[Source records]

=-=-=-=-=

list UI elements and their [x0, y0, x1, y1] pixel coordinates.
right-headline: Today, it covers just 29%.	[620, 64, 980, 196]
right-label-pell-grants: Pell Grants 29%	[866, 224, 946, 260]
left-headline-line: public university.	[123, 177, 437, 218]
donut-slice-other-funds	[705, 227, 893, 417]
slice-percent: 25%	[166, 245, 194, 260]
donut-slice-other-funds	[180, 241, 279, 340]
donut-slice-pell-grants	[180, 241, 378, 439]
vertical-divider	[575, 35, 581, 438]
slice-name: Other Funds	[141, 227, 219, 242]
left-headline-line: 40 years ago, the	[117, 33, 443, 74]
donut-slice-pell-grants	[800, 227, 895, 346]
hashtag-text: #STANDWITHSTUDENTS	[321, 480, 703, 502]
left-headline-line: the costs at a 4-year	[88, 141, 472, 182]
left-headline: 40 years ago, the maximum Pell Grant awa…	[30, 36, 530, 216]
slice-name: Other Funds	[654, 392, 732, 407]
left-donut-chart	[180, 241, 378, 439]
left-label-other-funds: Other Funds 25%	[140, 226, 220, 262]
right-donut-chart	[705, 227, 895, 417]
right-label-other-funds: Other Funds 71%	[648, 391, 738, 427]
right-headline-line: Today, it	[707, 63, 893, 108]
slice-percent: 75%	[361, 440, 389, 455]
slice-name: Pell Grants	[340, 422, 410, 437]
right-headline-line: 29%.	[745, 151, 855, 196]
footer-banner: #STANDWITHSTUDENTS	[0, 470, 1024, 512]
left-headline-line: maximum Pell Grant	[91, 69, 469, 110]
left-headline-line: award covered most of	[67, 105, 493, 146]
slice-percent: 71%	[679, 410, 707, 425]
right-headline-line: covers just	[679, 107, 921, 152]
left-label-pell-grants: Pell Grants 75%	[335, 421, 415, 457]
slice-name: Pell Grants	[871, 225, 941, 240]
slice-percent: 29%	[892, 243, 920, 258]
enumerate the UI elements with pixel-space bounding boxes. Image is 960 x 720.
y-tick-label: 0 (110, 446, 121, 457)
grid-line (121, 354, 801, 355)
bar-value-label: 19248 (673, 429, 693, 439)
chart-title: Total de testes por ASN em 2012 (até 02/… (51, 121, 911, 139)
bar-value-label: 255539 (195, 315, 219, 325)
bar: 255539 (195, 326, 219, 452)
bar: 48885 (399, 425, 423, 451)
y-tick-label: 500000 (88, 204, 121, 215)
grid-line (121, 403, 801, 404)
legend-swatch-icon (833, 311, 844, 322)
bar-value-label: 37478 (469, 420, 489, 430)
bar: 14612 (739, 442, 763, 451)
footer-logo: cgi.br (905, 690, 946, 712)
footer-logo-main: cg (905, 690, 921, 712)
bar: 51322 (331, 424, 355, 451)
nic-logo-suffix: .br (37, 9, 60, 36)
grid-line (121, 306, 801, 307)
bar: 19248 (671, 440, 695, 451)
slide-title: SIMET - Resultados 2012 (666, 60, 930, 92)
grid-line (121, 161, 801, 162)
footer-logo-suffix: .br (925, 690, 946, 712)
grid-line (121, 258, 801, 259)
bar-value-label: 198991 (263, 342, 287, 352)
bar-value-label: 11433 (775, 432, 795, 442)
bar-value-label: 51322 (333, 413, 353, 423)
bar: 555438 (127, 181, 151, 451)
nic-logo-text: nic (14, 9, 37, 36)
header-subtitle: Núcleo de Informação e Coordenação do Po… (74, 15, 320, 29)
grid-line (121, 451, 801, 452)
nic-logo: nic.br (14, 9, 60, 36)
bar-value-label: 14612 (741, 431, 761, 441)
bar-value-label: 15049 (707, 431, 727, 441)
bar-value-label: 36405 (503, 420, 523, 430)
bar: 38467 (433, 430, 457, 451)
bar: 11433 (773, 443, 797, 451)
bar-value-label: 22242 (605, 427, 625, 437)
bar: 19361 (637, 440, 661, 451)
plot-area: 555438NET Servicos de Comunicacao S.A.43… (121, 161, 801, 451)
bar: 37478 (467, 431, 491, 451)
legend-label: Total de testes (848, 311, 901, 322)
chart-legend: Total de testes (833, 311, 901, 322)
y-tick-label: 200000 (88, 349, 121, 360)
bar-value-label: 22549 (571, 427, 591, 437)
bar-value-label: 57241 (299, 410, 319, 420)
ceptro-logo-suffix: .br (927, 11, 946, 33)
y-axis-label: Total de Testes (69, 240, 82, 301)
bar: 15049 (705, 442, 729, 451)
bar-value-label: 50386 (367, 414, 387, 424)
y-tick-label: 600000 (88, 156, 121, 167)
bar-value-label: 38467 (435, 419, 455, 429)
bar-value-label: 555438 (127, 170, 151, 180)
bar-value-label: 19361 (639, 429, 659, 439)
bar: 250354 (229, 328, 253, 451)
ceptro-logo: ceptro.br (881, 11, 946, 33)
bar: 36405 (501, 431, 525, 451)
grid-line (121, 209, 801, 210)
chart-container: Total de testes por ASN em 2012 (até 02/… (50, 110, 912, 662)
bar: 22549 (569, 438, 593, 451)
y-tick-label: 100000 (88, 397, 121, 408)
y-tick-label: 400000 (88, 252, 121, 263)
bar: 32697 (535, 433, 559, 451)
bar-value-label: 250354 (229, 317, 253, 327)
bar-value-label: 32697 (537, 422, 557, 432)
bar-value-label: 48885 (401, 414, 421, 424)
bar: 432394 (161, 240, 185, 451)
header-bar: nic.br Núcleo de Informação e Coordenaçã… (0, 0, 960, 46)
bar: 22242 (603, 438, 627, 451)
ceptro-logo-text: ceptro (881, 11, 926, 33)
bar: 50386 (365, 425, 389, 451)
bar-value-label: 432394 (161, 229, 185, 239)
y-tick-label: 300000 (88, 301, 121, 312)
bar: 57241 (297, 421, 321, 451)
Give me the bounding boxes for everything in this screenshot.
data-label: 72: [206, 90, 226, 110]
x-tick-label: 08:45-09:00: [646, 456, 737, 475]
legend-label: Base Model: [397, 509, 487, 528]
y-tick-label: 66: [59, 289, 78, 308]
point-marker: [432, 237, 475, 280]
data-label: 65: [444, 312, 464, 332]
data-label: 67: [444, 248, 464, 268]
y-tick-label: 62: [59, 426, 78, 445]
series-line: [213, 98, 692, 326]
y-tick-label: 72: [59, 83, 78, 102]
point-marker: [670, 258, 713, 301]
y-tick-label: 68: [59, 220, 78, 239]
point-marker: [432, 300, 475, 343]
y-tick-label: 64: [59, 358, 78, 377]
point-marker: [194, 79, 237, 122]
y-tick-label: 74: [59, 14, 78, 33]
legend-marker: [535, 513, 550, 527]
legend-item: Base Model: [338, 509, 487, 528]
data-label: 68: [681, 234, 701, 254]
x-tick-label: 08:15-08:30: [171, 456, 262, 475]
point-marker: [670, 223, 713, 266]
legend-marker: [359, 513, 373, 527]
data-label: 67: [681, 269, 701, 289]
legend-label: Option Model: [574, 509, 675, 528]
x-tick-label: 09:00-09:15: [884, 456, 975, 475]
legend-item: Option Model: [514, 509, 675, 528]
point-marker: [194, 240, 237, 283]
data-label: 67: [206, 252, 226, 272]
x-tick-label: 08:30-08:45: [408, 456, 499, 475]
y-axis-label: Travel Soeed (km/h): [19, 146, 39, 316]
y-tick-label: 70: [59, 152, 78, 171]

=-=-=-=-=

* [WHAT IS EXPECTED]:
Rewrite every one of the entries above with "Alternative Model" substituted for each occurrence of "Option Model", changing nothing else.

* [FINAL RESULT]:
list UI elements and their [x0, y0, x1, y1] pixel coordinates.
right-headline: Today, it covers just 29%.	[620, 64, 980, 196]
right-label-pell-grants: Pell Grants 29%	[866, 224, 946, 260]
left-headline-line: public university.	[123, 177, 437, 218]
donut-slice-other-funds	[705, 227, 893, 417]
slice-percent: 25%	[166, 245, 194, 260]
donut-slice-other-funds	[180, 241, 279, 340]
donut-slice-pell-grants	[180, 241, 378, 439]
vertical-divider	[575, 35, 581, 438]
slice-name: Other Funds	[141, 227, 219, 242]
left-headline-line: 40 years ago, the	[117, 33, 443, 74]
donut-slice-pell-grants	[800, 227, 895, 346]
hashtag-text: #STANDWITHSTUDENTS	[321, 480, 703, 502]
left-headline-line: the costs at a 4-year	[88, 141, 472, 182]
left-headline: 40 years ago, the maximum Pell Grant awa…	[30, 36, 530, 216]
slice-name: Other Funds	[654, 392, 732, 407]
left-donut-chart	[180, 241, 378, 439]
left-label-other-funds: Other Funds 25%	[140, 226, 220, 262]
right-donut-chart	[705, 227, 895, 417]
right-label-other-funds: Other Funds 71%	[648, 391, 738, 427]
right-headline-line: Today, it	[707, 63, 893, 108]
slice-percent: 75%	[361, 440, 389, 455]
slice-name: Pell Grants	[340, 422, 410, 437]
right-headline-line: 29%.	[745, 151, 855, 196]
footer-banner: #STANDWITHSTUDENTS	[0, 470, 1024, 512]
left-headline-line: maximum Pell Grant	[91, 69, 469, 110]
left-headline-line: award covered most of	[67, 105, 493, 146]
slice-percent: 71%	[679, 410, 707, 425]
right-headline-line: covers just	[679, 107, 921, 152]
left-label-pell-grants: Pell Grants 75%	[335, 421, 415, 457]
slice-name: Pell Grants	[871, 225, 941, 240]
slice-percent: 29%	[892, 243, 920, 258]
enumerate the UI elements with pixel-space bounding boxes. Image is 960 x 720.
y-tick-label: 0 (110, 446, 121, 457)
grid-line (121, 354, 801, 355)
bar-value-label: 19248 (673, 429, 693, 439)
chart-title: Total de testes por ASN em 2012 (até 02/… (51, 121, 911, 139)
bar-value-label: 255539 (195, 315, 219, 325)
bar: 255539 (195, 326, 219, 452)
bar: 48885 (399, 425, 423, 451)
y-tick-label: 500000 (88, 204, 121, 215)
grid-line (121, 403, 801, 404)
legend-swatch-icon (833, 311, 844, 322)
bar-value-label: 37478 (469, 420, 489, 430)
bar: 14612 (739, 442, 763, 451)
footer-logo: cgi.br (905, 690, 946, 712)
footer-logo-main: cg (905, 690, 921, 712)
bar: 51322 (331, 424, 355, 451)
nic-logo-suffix: .br (37, 9, 60, 36)
grid-line (121, 306, 801, 307)
bar: 19248 (671, 440, 695, 451)
slide-title: SIMET - Resultados 2012 (666, 60, 930, 92)
grid-line (121, 161, 801, 162)
footer-logo-suffix: .br (925, 690, 946, 712)
grid-line (121, 258, 801, 259)
bar-value-label: 198991 (263, 342, 287, 352)
bar-value-label: 11433 (775, 432, 795, 442)
bar-value-label: 51322 (333, 413, 353, 423)
bar: 555438 (127, 181, 151, 451)
nic-logo-text: nic (14, 9, 37, 36)
header-subtitle: Núcleo de Informação e Coordenação do Po… (74, 15, 320, 29)
grid-line (121, 451, 801, 452)
nic-logo: nic.br (14, 9, 60, 36)
bar-value-label: 14612 (741, 431, 761, 441)
bar-value-label: 15049 (707, 431, 727, 441)
bar-value-label: 36405 (503, 420, 523, 430)
bar: 38467 (433, 430, 457, 451)
bar: 11433 (773, 443, 797, 451)
bar-value-label: 22242 (605, 427, 625, 437)
bar: 19361 (637, 440, 661, 451)
plot-area: 555438NET Servicos de Comunicacao S.A.43… (121, 161, 801, 451)
bar: 37478 (467, 431, 491, 451)
legend-label: Total de testes (848, 311, 901, 322)
chart-legend: Total de testes (833, 311, 901, 322)
y-tick-label: 200000 (88, 349, 121, 360)
bar-value-label: 22549 (571, 427, 591, 437)
bar-value-label: 57241 (299, 410, 319, 420)
ceptro-logo-suffix: .br (927, 11, 946, 33)
y-axis-label: Total de Testes (69, 240, 82, 301)
bar: 15049 (705, 442, 729, 451)
bar-value-label: 50386 (367, 414, 387, 424)
y-tick-label: 600000 (88, 156, 121, 167)
bar-value-label: 38467 (435, 419, 455, 429)
bar-value-label: 555438 (127, 170, 151, 180)
bar-value-label: 19361 (639, 429, 659, 439)
bar: 250354 (229, 328, 253, 451)
ceptro-logo: ceptro.br (881, 11, 946, 33)
bar: 36405 (501, 431, 525, 451)
grid-line (121, 209, 801, 210)
chart-container: Total de testes por ASN em 2012 (até 02/… (50, 110, 912, 662)
bar: 22549 (569, 438, 593, 451)
y-tick-label: 100000 (88, 397, 121, 408)
y-tick-label: 400000 (88, 252, 121, 263)
bar: 32697 (535, 433, 559, 451)
bar-value-label: 250354 (229, 317, 253, 327)
bar-value-label: 32697 (537, 422, 557, 432)
bar-value-label: 48885 (401, 414, 421, 424)
bar: 432394 (161, 240, 185, 451)
header-bar: nic.br Núcleo de Informação e Coordenaçã… (0, 0, 960, 46)
bar: 22242 (603, 438, 627, 451)
ceptro-logo-text: ceptro (881, 11, 926, 33)
bar: 50386 (365, 425, 389, 451)
bar-value-label: 432394 (161, 229, 185, 239)
y-tick-label: 300000 (88, 301, 121, 312)
bar: 57241 (297, 421, 321, 451)
Give me the bounding boxes for everything in this screenshot.
data-label: 72: [206, 90, 226, 110]
x-tick-label: 08:45-09:00: [646, 456, 737, 475]
legend-label: Base Model: [397, 509, 487, 528]
y-tick-label: 66: [59, 289, 78, 308]
point-marker: [432, 237, 475, 280]
data-label: 65: [444, 312, 464, 332]
data-label: 67: [444, 248, 464, 268]
y-tick-label: 62: [59, 426, 78, 445]
series-line: [213, 98, 692, 326]
y-tick-label: 72: [59, 83, 78, 102]
point-marker: [670, 258, 713, 301]
y-tick-label: 68: [59, 220, 78, 239]
point-marker: [432, 300, 475, 343]
y-tick-label: 64: [59, 358, 78, 377]
point-marker: [194, 79, 237, 122]
y-tick-label: 74: [59, 14, 78, 33]
legend-marker: [535, 513, 550, 527]
legend-item: Base Model: [338, 509, 487, 528]
data-label: 68: [681, 234, 701, 254]
x-tick-label: 08:15-08:30: [171, 456, 262, 475]
point-marker: [670, 223, 713, 266]
legend-marker: [359, 513, 373, 527]
data-label: 67: [681, 269, 701, 289]
legend-label: Alternative Model: [574, 509, 675, 528]
x-tick-label: 09:00-09:15: [884, 456, 975, 475]
legend-item: Alternative Model: [514, 509, 675, 528]
point-marker: [194, 240, 237, 283]
data-label: 67: [206, 252, 226, 272]
x-tick-label: 08:30-08:45: [408, 456, 499, 475]
y-axis-label: Travel Soeed (km/h): [19, 146, 39, 316]
y-tick-label: 70: [59, 152, 78, 171]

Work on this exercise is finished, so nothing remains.